### GIVEN TASK:
Pull each line holding the word "come" from the data.

Dataset items
+--
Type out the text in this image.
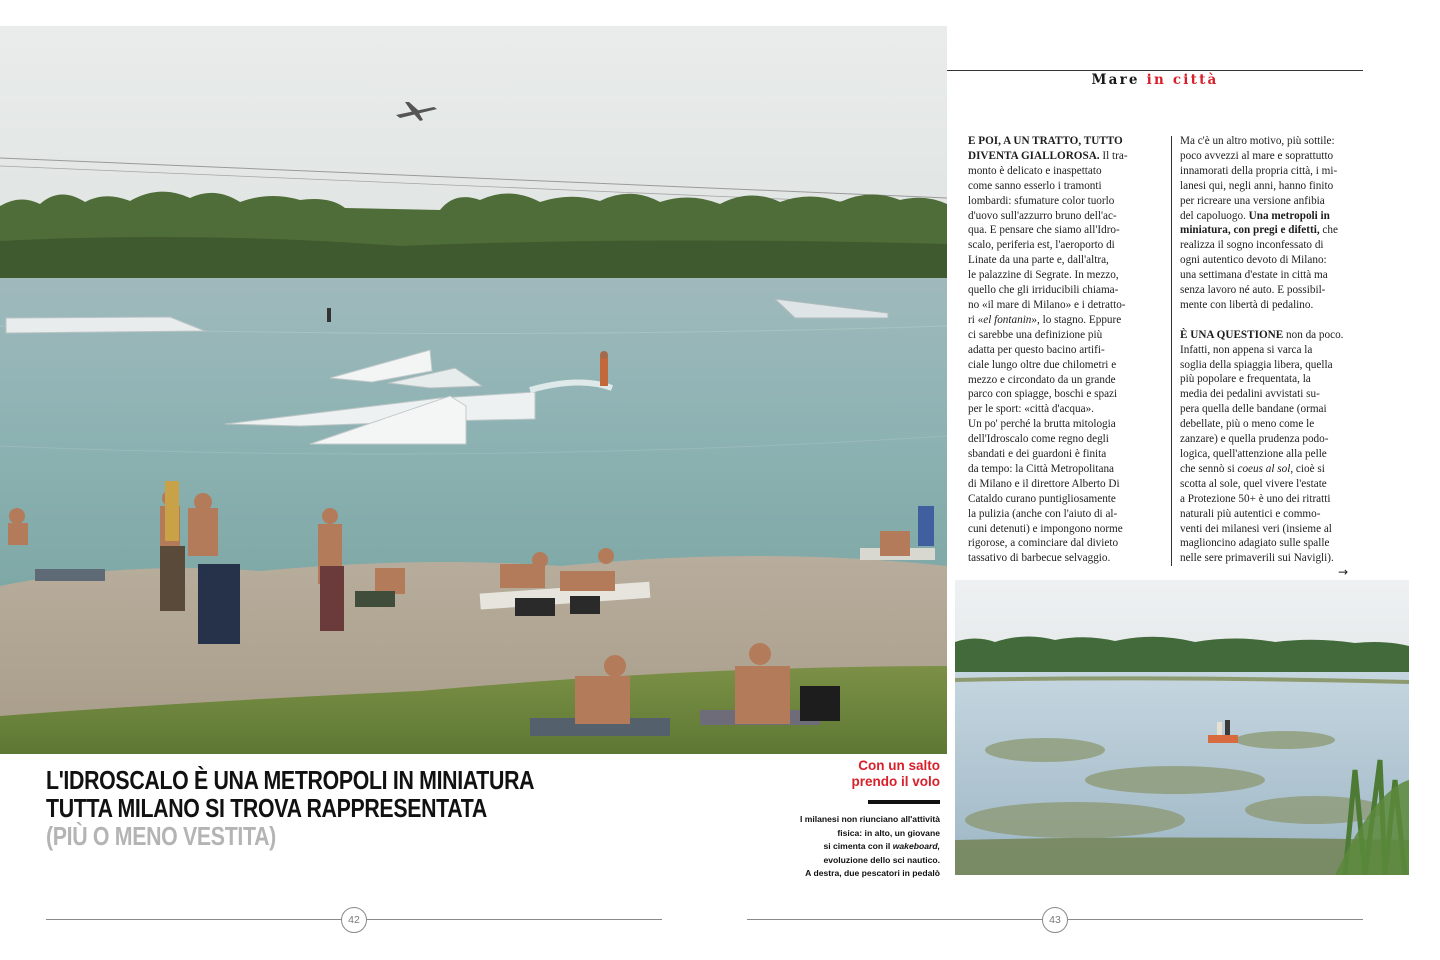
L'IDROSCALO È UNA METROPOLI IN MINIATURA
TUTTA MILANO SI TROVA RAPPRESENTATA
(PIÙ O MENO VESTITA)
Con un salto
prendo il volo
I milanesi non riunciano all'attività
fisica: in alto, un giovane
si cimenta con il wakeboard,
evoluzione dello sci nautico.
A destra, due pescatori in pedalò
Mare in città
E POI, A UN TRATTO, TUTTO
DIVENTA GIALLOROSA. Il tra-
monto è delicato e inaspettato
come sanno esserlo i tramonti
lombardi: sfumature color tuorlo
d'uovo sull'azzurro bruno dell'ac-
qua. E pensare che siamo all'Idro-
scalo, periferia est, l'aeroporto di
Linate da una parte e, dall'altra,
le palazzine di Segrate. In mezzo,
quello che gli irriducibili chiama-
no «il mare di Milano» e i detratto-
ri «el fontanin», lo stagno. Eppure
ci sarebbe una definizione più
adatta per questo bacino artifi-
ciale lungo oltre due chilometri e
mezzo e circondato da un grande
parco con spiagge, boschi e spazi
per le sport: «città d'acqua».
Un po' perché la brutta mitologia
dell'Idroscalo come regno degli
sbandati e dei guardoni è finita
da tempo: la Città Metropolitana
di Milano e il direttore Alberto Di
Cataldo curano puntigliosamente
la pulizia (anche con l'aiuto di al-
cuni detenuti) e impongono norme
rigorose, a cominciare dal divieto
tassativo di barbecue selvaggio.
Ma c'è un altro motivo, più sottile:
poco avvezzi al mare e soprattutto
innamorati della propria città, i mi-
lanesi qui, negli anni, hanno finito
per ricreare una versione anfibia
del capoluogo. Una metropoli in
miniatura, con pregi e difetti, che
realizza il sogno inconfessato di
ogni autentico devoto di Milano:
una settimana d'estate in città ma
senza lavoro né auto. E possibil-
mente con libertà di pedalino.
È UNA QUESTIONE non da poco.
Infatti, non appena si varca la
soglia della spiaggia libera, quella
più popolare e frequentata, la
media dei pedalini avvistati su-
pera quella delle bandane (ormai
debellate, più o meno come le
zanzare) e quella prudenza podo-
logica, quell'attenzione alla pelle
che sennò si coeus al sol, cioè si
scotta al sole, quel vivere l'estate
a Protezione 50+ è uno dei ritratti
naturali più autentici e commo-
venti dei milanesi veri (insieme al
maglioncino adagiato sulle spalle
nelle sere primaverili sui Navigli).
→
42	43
+--
### SOLVED EXERCISE:
come sanno esserlo i tramonti
dell'Idroscalo come regno degli
debellate, più o meno come le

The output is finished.